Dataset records
_ _ _ _ _
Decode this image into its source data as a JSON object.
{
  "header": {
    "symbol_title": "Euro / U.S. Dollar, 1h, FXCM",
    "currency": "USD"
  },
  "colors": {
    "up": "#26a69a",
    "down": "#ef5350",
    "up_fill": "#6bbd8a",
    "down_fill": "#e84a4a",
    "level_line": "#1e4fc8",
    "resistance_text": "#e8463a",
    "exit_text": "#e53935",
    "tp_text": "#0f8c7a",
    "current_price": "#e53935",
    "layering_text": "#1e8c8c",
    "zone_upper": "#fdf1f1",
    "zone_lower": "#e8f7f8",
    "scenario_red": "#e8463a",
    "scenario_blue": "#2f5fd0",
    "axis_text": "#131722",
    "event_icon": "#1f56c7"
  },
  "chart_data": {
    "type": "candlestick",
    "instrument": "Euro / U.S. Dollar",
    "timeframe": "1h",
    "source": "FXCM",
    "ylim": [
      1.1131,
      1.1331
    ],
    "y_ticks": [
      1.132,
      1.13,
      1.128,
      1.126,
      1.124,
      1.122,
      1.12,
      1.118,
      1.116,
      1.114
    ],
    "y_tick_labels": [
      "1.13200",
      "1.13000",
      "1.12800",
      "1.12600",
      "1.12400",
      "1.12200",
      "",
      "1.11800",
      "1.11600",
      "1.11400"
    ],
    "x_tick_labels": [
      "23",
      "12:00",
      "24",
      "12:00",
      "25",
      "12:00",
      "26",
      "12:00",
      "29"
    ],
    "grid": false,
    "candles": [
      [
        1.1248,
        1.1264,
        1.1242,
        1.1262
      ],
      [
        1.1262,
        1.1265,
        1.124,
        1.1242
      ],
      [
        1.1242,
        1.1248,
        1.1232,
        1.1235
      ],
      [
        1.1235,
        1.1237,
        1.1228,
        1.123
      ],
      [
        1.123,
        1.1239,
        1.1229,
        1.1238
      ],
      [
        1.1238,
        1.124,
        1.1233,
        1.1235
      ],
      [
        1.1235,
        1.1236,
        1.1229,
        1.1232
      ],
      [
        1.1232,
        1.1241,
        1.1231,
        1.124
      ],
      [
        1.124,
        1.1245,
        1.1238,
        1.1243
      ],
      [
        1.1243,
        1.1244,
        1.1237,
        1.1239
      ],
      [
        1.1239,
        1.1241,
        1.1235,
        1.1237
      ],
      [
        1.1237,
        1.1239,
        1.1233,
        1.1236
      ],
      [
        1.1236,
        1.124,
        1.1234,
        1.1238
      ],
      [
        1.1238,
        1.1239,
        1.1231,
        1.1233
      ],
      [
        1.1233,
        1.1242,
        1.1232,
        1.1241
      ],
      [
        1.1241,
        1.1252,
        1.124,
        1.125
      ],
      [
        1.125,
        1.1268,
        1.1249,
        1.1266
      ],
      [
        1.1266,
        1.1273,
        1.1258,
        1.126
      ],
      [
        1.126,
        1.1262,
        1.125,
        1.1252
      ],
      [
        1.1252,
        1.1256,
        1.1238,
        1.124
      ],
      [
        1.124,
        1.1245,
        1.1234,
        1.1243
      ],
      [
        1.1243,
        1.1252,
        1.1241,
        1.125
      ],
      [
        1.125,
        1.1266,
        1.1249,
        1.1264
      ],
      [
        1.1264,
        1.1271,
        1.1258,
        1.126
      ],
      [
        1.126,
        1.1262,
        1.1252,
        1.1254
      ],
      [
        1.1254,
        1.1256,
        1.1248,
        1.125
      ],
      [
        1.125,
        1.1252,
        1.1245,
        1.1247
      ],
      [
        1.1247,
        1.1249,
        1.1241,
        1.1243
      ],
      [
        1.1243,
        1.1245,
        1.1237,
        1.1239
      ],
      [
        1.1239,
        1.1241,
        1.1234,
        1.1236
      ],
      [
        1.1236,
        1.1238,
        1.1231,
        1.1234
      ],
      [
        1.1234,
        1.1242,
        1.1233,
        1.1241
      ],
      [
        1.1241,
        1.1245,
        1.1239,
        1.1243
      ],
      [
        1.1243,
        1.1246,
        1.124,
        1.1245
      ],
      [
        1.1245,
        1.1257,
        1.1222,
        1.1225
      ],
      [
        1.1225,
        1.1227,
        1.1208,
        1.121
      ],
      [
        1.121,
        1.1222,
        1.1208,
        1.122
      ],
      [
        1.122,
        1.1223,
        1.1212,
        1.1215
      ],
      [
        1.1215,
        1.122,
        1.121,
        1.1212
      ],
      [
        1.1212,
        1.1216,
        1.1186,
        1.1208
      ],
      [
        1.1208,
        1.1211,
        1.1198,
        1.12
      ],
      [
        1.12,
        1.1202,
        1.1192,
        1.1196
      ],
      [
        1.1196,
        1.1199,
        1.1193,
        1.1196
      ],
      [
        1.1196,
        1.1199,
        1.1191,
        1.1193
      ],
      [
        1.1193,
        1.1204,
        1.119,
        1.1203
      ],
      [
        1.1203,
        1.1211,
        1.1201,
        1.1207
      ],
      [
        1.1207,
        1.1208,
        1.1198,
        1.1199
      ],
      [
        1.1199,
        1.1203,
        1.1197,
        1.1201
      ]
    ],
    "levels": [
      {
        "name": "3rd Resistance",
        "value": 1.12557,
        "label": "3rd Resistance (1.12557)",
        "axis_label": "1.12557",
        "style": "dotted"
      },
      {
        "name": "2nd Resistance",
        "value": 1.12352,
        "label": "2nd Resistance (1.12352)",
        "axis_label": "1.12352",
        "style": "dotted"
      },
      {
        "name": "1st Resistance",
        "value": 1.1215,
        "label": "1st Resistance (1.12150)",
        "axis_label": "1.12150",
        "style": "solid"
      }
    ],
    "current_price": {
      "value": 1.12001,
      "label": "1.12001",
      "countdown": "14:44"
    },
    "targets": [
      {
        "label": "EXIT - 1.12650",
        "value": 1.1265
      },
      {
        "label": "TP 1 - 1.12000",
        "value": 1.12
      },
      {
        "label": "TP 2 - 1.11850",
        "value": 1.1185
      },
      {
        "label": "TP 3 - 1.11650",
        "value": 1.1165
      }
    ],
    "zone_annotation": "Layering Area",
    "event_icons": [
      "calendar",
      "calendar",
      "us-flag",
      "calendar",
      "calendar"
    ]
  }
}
_ _ _ _ _
> Goal: Extract every line containing the string "value" from the data above.

> Solution to this task:
        "value": 1.12557,
        "value": 1.12352,
        "value": 1.1215,
      "value": 1.12001,
        "value": 1.1265
        "value": 1.12
        "value": 1.1185
        "value": 1.1165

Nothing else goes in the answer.